# Exercise task
All of the data below must be repeated exactly.

# Given records
--- BEGIN ---

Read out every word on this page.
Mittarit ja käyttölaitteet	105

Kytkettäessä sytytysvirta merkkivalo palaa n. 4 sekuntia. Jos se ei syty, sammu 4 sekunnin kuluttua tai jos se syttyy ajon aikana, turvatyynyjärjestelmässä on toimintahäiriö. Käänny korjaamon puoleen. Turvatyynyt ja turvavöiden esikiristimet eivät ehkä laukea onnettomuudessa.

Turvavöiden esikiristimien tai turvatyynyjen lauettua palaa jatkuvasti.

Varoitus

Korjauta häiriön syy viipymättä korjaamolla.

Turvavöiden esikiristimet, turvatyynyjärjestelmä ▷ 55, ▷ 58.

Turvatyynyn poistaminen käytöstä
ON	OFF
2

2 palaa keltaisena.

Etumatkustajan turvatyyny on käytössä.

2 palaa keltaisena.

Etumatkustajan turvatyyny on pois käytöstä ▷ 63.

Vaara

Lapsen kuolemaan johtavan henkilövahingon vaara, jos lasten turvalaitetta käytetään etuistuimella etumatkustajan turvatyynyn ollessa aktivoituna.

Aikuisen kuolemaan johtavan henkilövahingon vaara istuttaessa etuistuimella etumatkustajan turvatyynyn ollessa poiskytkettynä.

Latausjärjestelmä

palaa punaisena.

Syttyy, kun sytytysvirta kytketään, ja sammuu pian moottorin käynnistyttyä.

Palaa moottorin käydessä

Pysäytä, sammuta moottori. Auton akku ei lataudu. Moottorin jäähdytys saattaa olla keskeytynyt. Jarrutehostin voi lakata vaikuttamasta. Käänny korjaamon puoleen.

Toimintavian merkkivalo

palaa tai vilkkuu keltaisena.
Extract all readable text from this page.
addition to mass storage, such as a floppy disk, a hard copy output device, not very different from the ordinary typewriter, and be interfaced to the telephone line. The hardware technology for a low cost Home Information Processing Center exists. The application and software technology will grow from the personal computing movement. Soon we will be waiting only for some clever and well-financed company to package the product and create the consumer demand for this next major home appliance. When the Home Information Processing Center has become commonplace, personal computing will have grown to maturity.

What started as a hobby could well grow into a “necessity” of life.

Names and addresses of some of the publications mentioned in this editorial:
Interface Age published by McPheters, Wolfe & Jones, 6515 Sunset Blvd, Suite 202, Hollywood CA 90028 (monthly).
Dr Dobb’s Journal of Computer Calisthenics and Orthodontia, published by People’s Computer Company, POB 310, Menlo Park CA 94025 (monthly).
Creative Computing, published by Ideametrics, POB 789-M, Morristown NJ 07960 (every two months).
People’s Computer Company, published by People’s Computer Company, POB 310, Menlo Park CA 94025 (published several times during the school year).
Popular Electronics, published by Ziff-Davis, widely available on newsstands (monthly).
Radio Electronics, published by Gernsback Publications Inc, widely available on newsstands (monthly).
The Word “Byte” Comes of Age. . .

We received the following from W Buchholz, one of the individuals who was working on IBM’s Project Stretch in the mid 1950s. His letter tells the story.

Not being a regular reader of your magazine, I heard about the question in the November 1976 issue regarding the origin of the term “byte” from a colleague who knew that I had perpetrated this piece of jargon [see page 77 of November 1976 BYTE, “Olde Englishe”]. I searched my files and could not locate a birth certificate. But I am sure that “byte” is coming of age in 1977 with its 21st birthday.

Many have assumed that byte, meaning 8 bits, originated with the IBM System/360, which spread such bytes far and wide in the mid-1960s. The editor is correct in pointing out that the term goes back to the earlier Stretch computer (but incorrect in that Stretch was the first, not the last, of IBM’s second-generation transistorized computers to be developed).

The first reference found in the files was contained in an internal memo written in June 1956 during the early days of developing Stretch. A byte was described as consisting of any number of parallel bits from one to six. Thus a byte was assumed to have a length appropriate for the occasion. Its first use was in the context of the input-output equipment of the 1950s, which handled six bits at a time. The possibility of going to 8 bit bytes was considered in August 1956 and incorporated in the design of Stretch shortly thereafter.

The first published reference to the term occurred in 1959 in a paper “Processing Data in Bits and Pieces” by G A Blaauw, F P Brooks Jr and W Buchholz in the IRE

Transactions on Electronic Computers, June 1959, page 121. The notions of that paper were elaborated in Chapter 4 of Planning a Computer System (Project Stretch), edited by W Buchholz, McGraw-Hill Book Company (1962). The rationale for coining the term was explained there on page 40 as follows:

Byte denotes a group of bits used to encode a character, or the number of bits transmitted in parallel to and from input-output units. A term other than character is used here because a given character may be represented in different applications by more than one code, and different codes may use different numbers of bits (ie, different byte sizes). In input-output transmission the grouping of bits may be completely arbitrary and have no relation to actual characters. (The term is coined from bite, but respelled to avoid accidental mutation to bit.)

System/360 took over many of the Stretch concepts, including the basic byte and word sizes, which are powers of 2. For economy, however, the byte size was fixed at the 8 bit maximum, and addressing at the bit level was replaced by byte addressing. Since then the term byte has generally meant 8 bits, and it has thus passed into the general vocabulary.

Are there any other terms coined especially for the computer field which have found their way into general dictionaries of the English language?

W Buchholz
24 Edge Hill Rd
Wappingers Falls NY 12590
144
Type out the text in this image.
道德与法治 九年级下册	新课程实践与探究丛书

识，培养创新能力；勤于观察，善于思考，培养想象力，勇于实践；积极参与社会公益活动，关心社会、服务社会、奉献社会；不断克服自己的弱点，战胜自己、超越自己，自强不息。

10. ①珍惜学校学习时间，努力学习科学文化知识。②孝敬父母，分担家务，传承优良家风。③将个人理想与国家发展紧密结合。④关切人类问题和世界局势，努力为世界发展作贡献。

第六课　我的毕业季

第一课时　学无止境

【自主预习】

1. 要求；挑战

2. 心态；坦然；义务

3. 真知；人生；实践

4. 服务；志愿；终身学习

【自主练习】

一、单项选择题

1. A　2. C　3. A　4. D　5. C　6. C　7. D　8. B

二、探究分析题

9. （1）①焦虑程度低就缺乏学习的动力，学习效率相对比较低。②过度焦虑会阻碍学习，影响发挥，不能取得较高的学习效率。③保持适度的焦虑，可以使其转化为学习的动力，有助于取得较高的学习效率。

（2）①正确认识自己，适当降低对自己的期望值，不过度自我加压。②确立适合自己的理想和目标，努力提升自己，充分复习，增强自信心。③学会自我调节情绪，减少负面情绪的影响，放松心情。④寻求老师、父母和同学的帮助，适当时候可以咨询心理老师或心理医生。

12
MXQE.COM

--- END ---

# Right answer
Read out every word on this page.
Mittarit ja käyttölaitteet	105

Kytkettäessä sytytysvirta merkkivalo palaa n. 4 sekuntia. Jos se ei syty, sammu 4 sekunnin kuluttua tai jos se syttyy ajon aikana, turvatyynyjärjestelmässä on toimintahäiriö. Käänny korjaamon puoleen. Turvatyynyt ja turvavöiden esikiristimet eivät ehkä laukea onnettomuudessa.

Turvavöiden esikiristimien tai turvatyynyjen lauettua palaa jatkuvasti.

Varoitus

Korjauta häiriön syy viipymättä korjaamolla.

Turvavöiden esikiristimet, turvatyynyjärjestelmä ▷ 55, ▷ 58.

Turvatyynyn poistaminen käytöstä
ON	OFF
2

2 palaa keltaisena.

Etumatkustajan turvatyyny on käytössä.

2 palaa keltaisena.

Etumatkustajan turvatyyny on pois käytöstä ▷ 63.

Vaara

Lapsen kuolemaan johtavan henkilövahingon vaara, jos lasten turvalaitetta käytetään etuistuimella etumatkustajan turvatyynyn ollessa aktivoituna.

Aikuisen kuolemaan johtavan henkilövahingon vaara istuttaessa etuistuimella etumatkustajan turvatyynyn ollessa poiskytkettynä.

Latausjärjestelmä

palaa punaisena.

Syttyy, kun sytytysvirta kytketään, ja sammuu pian moottorin käynnistyttyä.

Palaa moottorin käydessä

Pysäytä, sammuta moottori. Auton akku ei lataudu. Moottorin jäähdytys saattaa olla keskeytynyt. Jarrutehostin voi lakata vaikuttamasta. Käänny korjaamon puoleen.

Toimintavian merkkivalo

palaa tai vilkkuu keltaisena.
Extract all readable text from this page.
addition to mass storage, such as a floppy disk, a hard copy output device, not very different from the ordinary typewriter, and be interfaced to the telephone line. The hardware technology for a low cost Home Information Processing Center exists. The application and software technology will grow from the personal computing movement. Soon we will be waiting only for some clever and well-financed company to package the product and create the consumer demand for this next major home appliance. When the Home Information Processing Center has become commonplace, personal computing will have grown to maturity.

What started as a hobby could well grow into a “necessity” of life.

Names and addresses of some of the publications mentioned in this editorial:
Interface Age published by McPheters, Wolfe & Jones, 6515 Sunset Blvd, Suite 202, Hollywood CA 90028 (monthly).
Dr Dobb’s Journal of Computer Calisthenics and Orthodontia, published by People’s Computer Company, POB 310, Menlo Park CA 94025 (monthly).
Creative Computing, published by Ideametrics, POB 789-M, Morristown NJ 07960 (every two months).
People’s Computer Company, published by People’s Computer Company, POB 310, Menlo Park CA 94025 (published several times during the school year).
Popular Electronics, published by Ziff-Davis, widely available on newsstands (monthly).
Radio Electronics, published by Gernsback Publications Inc, widely available on newsstands (monthly).
The Word “Byte” Comes of Age. . .

We received the following from W Buchholz, one of the individuals who was working on IBM’s Project Stretch in the mid 1950s. His letter tells the story.

Not being a regular reader of your magazine, I heard about the question in the November 1976 issue regarding the origin of the term “byte” from a colleague who knew that I had perpetrated this piece of jargon [see page 77 of November 1976 BYTE, “Olde Englishe”]. I searched my files and could not locate a birth certificate. But I am sure that “byte” is coming of age in 1977 with its 21st birthday.

Many have assumed that byte, meaning 8 bits, originated with the IBM System/360, which spread such bytes far and wide in the mid-1960s. The editor is correct in pointing out that the term goes back to the earlier Stretch computer (but incorrect in that Stretch was the first, not the last, of IBM’s second-generation transistorized computers to be developed).

The first reference found in the files was contained in an internal memo written in June 1956 during the early days of developing Stretch. A byte was described as consisting of any number of parallel bits from one to six. Thus a byte was assumed to have a length appropriate for the occasion. Its first use was in the context of the input-output equipment of the 1950s, which handled six bits at a time. The possibility of going to 8 bit bytes was considered in August 1956 and incorporated in the design of Stretch shortly thereafter.

The first published reference to the term occurred in 1959 in a paper “Processing Data in Bits and Pieces” by G A Blaauw, F P Brooks Jr and W Buchholz in the IRE

Transactions on Electronic Computers, June 1959, page 121. The notions of that paper were elaborated in Chapter 4 of Planning a Computer System (Project Stretch), edited by W Buchholz, McGraw-Hill Book Company (1962). The rationale for coining the term was explained there on page 40 as follows:

Byte denotes a group of bits used to encode a character, or the number of bits transmitted in parallel to and from input-output units. A term other than character is used here because a given character may be represented in different applications by more than one code, and different codes may use different numbers of bits (ie, different byte sizes). In input-output transmission the grouping of bits may be completely arbitrary and have no relation to actual characters. (The term is coined from bite, but respelled to avoid accidental mutation to bit.)

System/360 took over many of the Stretch concepts, including the basic byte and word sizes, which are powers of 2. For economy, however, the byte size was fixed at the 8 bit maximum, and addressing at the bit level was replaced by byte addressing. Since then the term byte has generally meant 8 bits, and it has thus passed into the general vocabulary.

Are there any other terms coined especially for the computer field which have found their way into general dictionaries of the English language?

W Buchholz
24 Edge Hill Rd
Wappingers Falls NY 12590
144
Type out the text in this image.
道德与法治 九年级下册	新课程实践与探究丛书

识，培养创新能力；勤于观察，善于思考，培养想象力，勇于实践；积极参与社会公益活动，关心社会、服务社会、奉献社会；不断克服自己的弱点，战胜自己、超越自己，自强不息。

10. ①珍惜学校学习时间，努力学习科学文化知识。②孝敬父母，分担家务，传承优良家风。③将个人理想与国家发展紧密结合。④关切人类问题和世界局势，努力为世界发展作贡献。

第六课　我的毕业季

第一课时　学无止境

【自主预习】

1. 要求；挑战

2. 心态；坦然；义务

3. 真知；人生；实践

4. 服务；志愿；终身学习

【自主练习】

一、单项选择题

1. A　2. C　3. A　4. D　5. C　6. C　7. D　8. B

二、探究分析题

9. （1）①焦虑程度低就缺乏学习的动力，学习效率相对比较低。②过度焦虑会阻碍学习，影响发挥，不能取得较高的学习效率。③保持适度的焦虑，可以使其转化为学习的动力，有助于取得较高的学习效率。

（2）①正确认识自己，适当降低对自己的期望值，不过度自我加压。②确立适合自己的理想和目标，努力提升自己，充分复习，增强自信心。③学会自我调节情绪，减少负面情绪的影响，放松心情。④寻求老师、父母和同学的帮助，适当时候可以咨询心理老师或心理医生。

12
MXQE.COM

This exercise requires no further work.